[start of Data supplied]

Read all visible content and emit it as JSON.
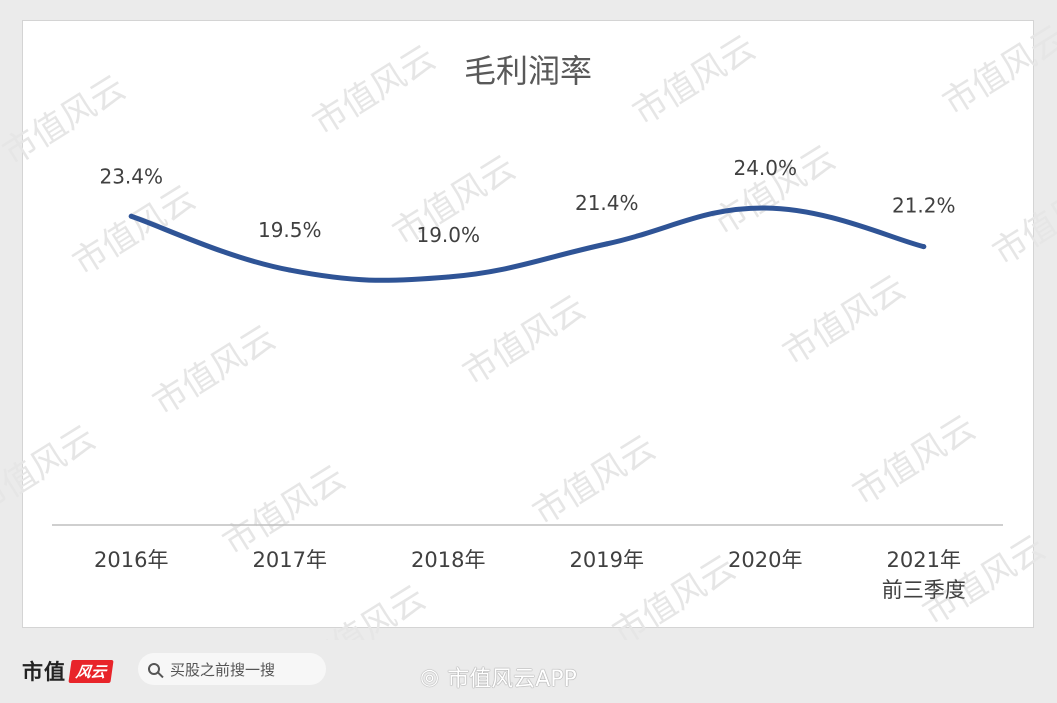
{
  "chart_data": {
    "type": "line",
    "title": "毛利润率",
    "categories": [
      "2016年",
      "2017年",
      "2018年",
      "2019年",
      "2020年",
      [
        "2021年",
        "前三季度"
      ]
    ],
    "values": [
      23.4,
      19.5,
      19.0,
      21.4,
      24.0,
      21.2
    ],
    "data_labels": [
      "23.4%",
      "19.5%",
      "19.0%",
      "21.4%",
      "24.0%",
      "21.2%"
    ],
    "unit": "%",
    "line_style": "smooth",
    "grid": false,
    "legend": "none"
  },
  "colors": {
    "line": "#2f5496",
    "title": "#595959",
    "labels": "#404040",
    "axis": "#bfbfbf",
    "brand_red": "#e8242a"
  },
  "watermark": "市值风云",
  "footer": {
    "logo_text": "市值",
    "logo_mark": "风云",
    "search_icon": "search-icon",
    "search_text": "买股之前搜一搜",
    "weibo_icon": "weibo-icon",
    "weibo_text": "市值风云APP"
  }
}
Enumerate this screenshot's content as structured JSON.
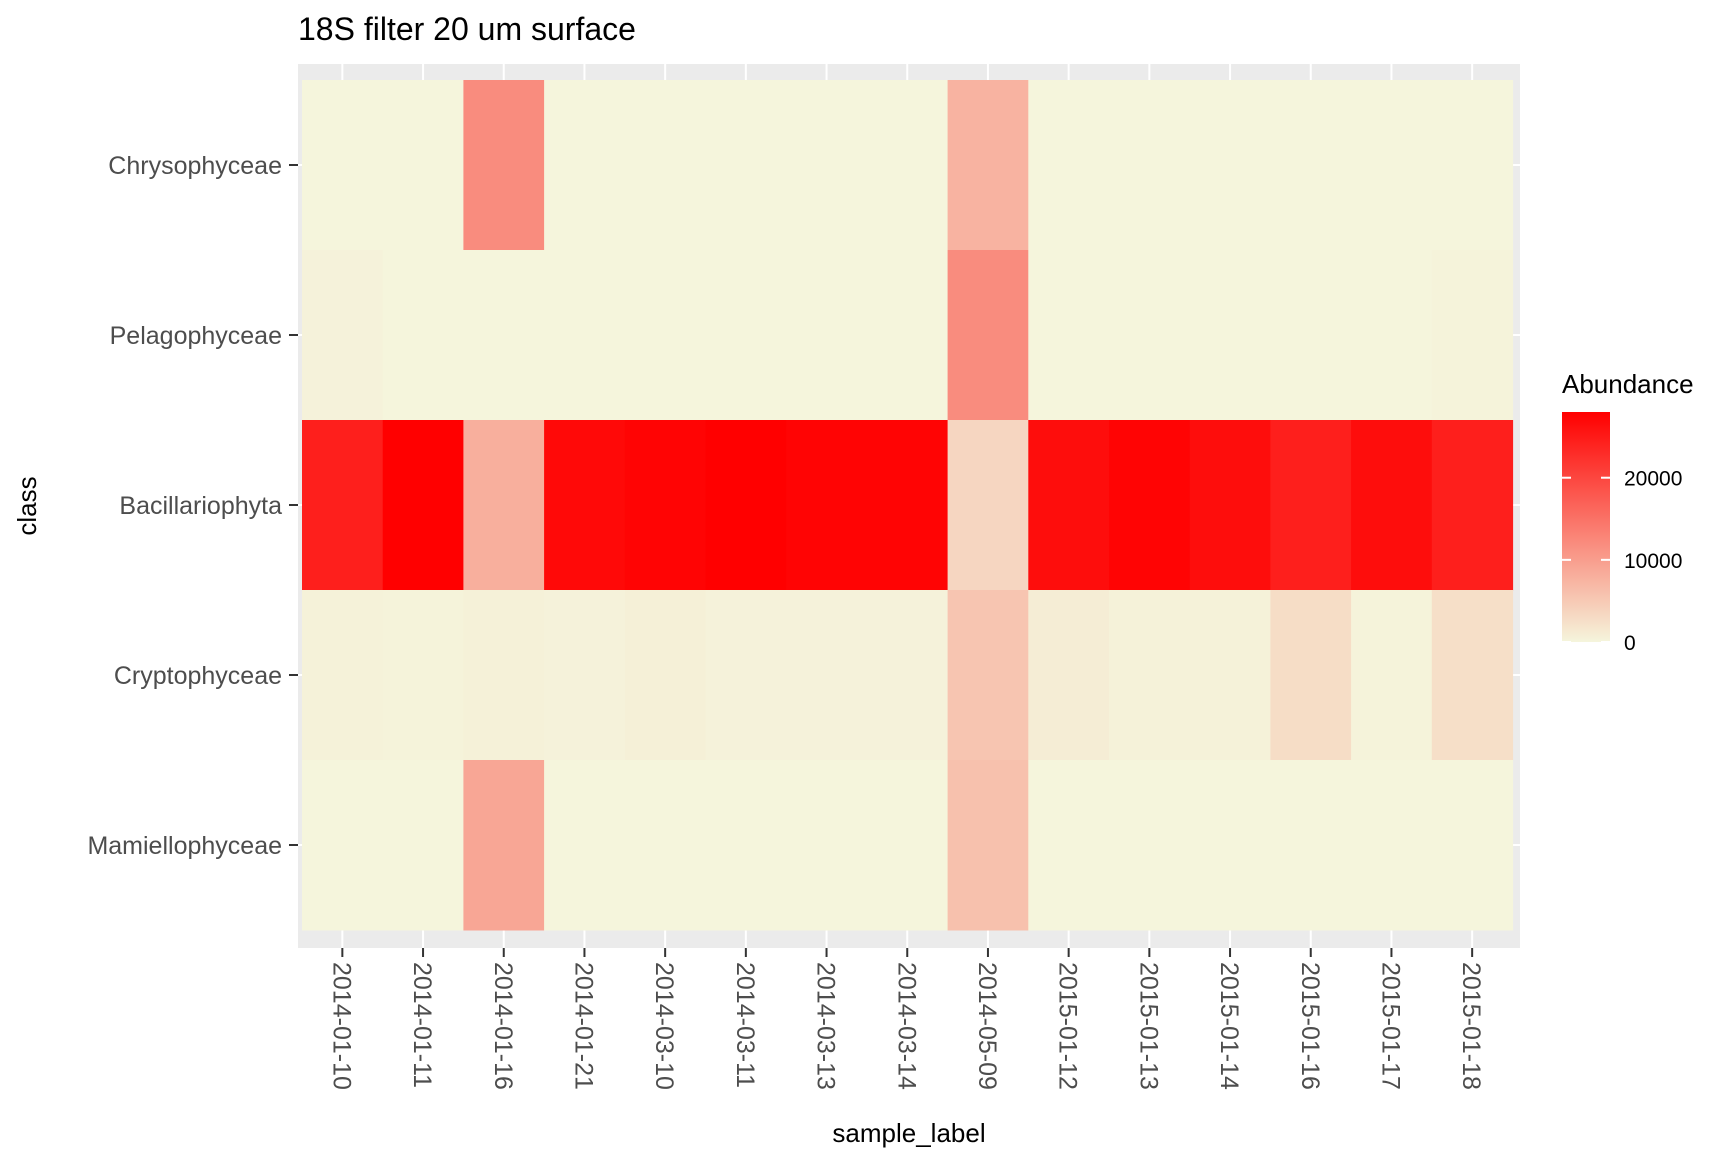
{
  "chart_data": {
    "type": "heatmap",
    "title": "18S filter 20 um surface",
    "xlabel": "sample_label",
    "ylabel": "class",
    "x": [
      "2014-01-10",
      "2014-01-11",
      "2014-01-16",
      "2014-01-21",
      "2014-03-10",
      "2014-03-11",
      "2014-03-13",
      "2014-03-14",
      "2014-05-09",
      "2015-01-12",
      "2015-01-13",
      "2015-01-14",
      "2015-01-16",
      "2015-01-17",
      "2015-01-18"
    ],
    "y": [
      "Chrysophyceae",
      "Pelagophyceae",
      "Bacillariophyta",
      "Cryptophyceae",
      "Mamiellophyceae"
    ],
    "values": [
      [
        0,
        0,
        12000,
        0,
        0,
        0,
        0,
        0,
        7500,
        0,
        0,
        0,
        0,
        0,
        0
      ],
      [
        300,
        0,
        0,
        0,
        0,
        0,
        0,
        0,
        12000,
        0,
        0,
        0,
        0,
        0,
        200
      ],
      [
        24500,
        28000,
        8000,
        27000,
        27500,
        28000,
        27500,
        27500,
        3500,
        26500,
        27500,
        26500,
        24500,
        26500,
        24500
      ],
      [
        400,
        200,
        500,
        300,
        600,
        300,
        300,
        300,
        5500,
        900,
        400,
        400,
        2800,
        200,
        2500
      ],
      [
        0,
        0,
        9000,
        0,
        0,
        0,
        0,
        0,
        6000,
        0,
        0,
        0,
        0,
        0,
        0
      ]
    ],
    "colorscale": {
      "low": "#f5f5dc",
      "high": "#ff0000",
      "min": 0,
      "max": 28000
    },
    "legend": {
      "title": "Abundance",
      "ticks": [
        0,
        10000,
        20000
      ],
      "tick_labels": [
        "0",
        "10000",
        "20000"
      ],
      "position": "right"
    },
    "panel_background": "#ebebeb",
    "grid": true
  }
}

[end of Data supplied]

Work to be completed: All the records need to be repeated exactly, with the images dropped.

Correct answer:
Read all visible content and emit it as JSON.
{
  "chart_data": {
    "type": "line",
    "title": "毛利润率",
    "categories": [
      "2016年",
      "2017年",
      "2018年",
      "2019年",
      "2020年",
      [
        "2021年",
        "前三季度"
      ]
    ],
    "values": [
      23.4,
      19.5,
      19.0,
      21.4,
      24.0,
      21.2
    ],
    "data_labels": [
      "23.4%",
      "19.5%",
      "19.0%",
      "21.4%",
      "24.0%",
      "21.2%"
    ],
    "unit": "%",
    "line_style": "smooth",
    "grid": false,
    "legend": "none"
  },
  "colors": {
    "line": "#2f5496",
    "title": "#595959",
    "labels": "#404040",
    "axis": "#bfbfbf",
    "brand_red": "#e8242a"
  },
  "watermark": "市值风云",
  "footer": {
    "logo_text": "市值",
    "logo_mark": "风云",
    "search_icon": "search-icon",
    "search_text": "买股之前搜一搜",
    "weibo_icon": "weibo-icon",
    "weibo_text": "市值风云APP"
  }
}
Enumerate this screenshot's content as structured JSON.
{
  "chart_data": {
    "type": "heatmap",
    "title": "18S filter 20 um surface",
    "xlabel": "sample_label",
    "ylabel": "class",
    "x": [
      "2014-01-10",
      "2014-01-11",
      "2014-01-16",
      "2014-01-21",
      "2014-03-10",
      "2014-03-11",
      "2014-03-13",
      "2014-03-14",
      "2014-05-09",
      "2015-01-12",
      "2015-01-13",
      "2015-01-14",
      "2015-01-16",
      "2015-01-17",
      "2015-01-18"
    ],
    "y": [
      "Chrysophyceae",
      "Pelagophyceae",
      "Bacillariophyta",
      "Cryptophyceae",
      "Mamiellophyceae"
    ],
    "values": [
      [
        0,
        0,
        12000,
        0,
        0,
        0,
        0,
        0,
        7500,
        0,
        0,
        0,
        0,
        0,
        0
      ],
      [
        300,
        0,
        0,
        0,
        0,
        0,
        0,
        0,
        12000,
        0,
        0,
        0,
        0,
        0,
        200
      ],
      [
        24500,
        28000,
        8000,
        27000,
        27500,
        28000,
        27500,
        27500,
        3500,
        26500,
        27500,
        26500,
        24500,
        26500,
        24500
      ],
      [
        400,
        200,
        500,
        300,
        600,
        300,
        300,
        300,
        5500,
        900,
        400,
        400,
        2800,
        200,
        2500
      ],
      [
        0,
        0,
        9000,
        0,
        0,
        0,
        0,
        0,
        6000,
        0,
        0,
        0,
        0,
        0,
        0
      ]
    ],
    "colorscale": {
      "low": "#f5f5dc",
      "high": "#ff0000",
      "min": 0,
      "max": 28000
    },
    "legend": {
      "title": "Abundance",
      "ticks": [
        0,
        10000,
        20000
      ],
      "tick_labels": [
        "0",
        "10000",
        "20000"
      ],
      "position": "right"
    },
    "panel_background": "#ebebeb",
    "grid": true
  }
}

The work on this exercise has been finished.